== EXERCISE AIM ==
Extract every line where the string "something" appears.

(Collected data)

※ ※ ※

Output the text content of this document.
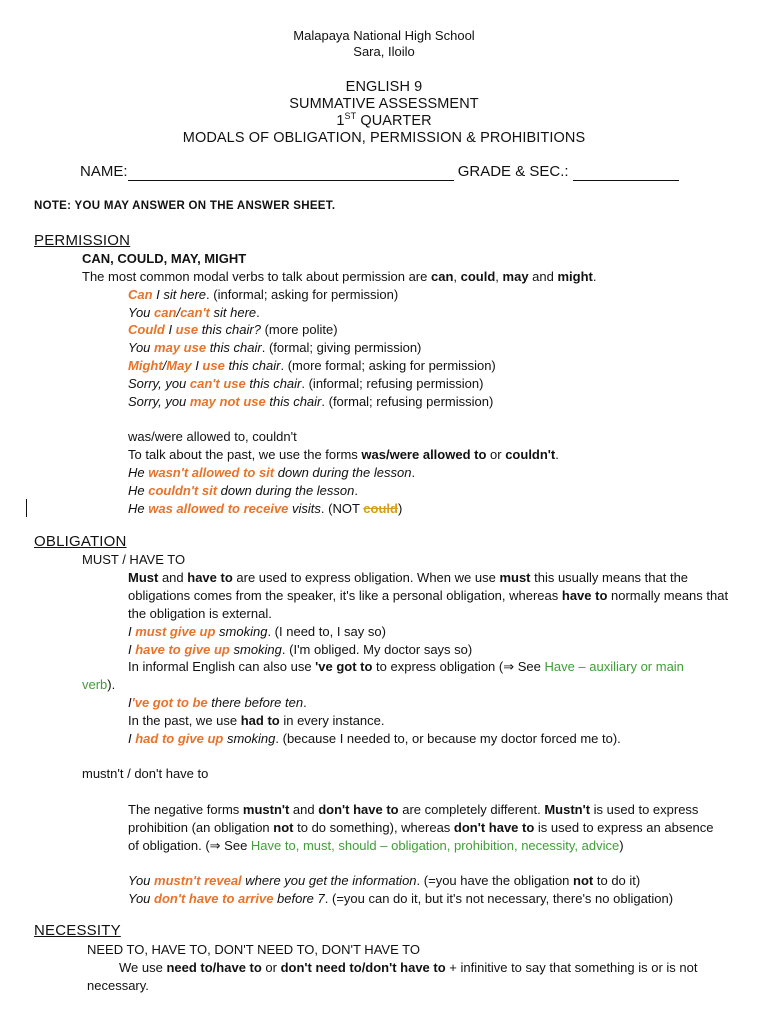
Malapaya National High School
Sara, Iloilo
ENGLISH 9
SUMMATIVE ASSESSMENT
1ST QUARTER
MODALS OF OBLIGATION, PERMISSION & PROHIBITIONS
NAME:	GRADE & SEC.:
NOTE: YOU MAY ANSWER ON THE ANSWER SHEET.
PERMISSION
CAN, COULD, MAY, MIGHT
The most common modal verbs to talk about permission are can, could, may and might.
Can I sit here. (informal; asking for permission)
You can/can't sit here.
Could I use this chair? (more polite)
You may use this chair. (formal; giving permission)
Might/May I use this chair. (more formal; asking for permission)
Sorry, you can't use this chair. (informal; refusing permission)
Sorry, you may not use this chair. (formal; refusing permission)
was/were allowed to, couldn't
To talk about the past, we use the forms was/were allowed to or couldn't.
He wasn't allowed to sit down during the lesson.
He couldn't sit down during the lesson.
He was allowed to receive visits. (NOT could)
OBLIGATION
MUST / HAVE TO
Must and have to are used to express obligation. When we use must this usually means that the obligations comes from the speaker, it's like a personal obligation, whereas have to normally means that the obligation is external.
I must give up smoking. (I need to, I say so)
I have to give up smoking. (I'm obliged. My doctor says so)
In informal English can also use 've got to to express obligation (⇒ See Have – auxiliary or main
verb).
I've got to be there before ten.
In the past, we use had to in every instance.
I had to give up smoking. (because I needed to, or because my doctor forced me to).
mustn't / don't have to
The negative forms mustn't and don't have to are completely different. Mustn't is used to express prohibition (an obligation not to do something), whereas don't have to is used to express an absence of obligation. (⇒ See Have to, must, should – obligation, prohibition, necessity, advice)
You mustn't reveal where you get the information. (=you have the obligation not to do it)
You don't have to arrive before 7. (=you can do it, but it's not necessary, there's no obligation)
NECESSITY
NEED TO, HAVE TO, DON'T NEED TO, DON'T HAVE TO
We use need to/have to or don't need to/don't have to + infinitive to say that something is or is not necessary.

※ ※ ※

== TASK RESPONSE ==
The negative forms mustn't and don't have to are completely different. Mustn't is used to express prohibition (an obligation not to do something), whereas don't have to is used to express an absence of obligation. (⇒ See Have to, must, should – obligation, prohibition, necessity, advice)
We use need to/have to or don't need to/don't have to + infinitive to say that something is or is not necessary.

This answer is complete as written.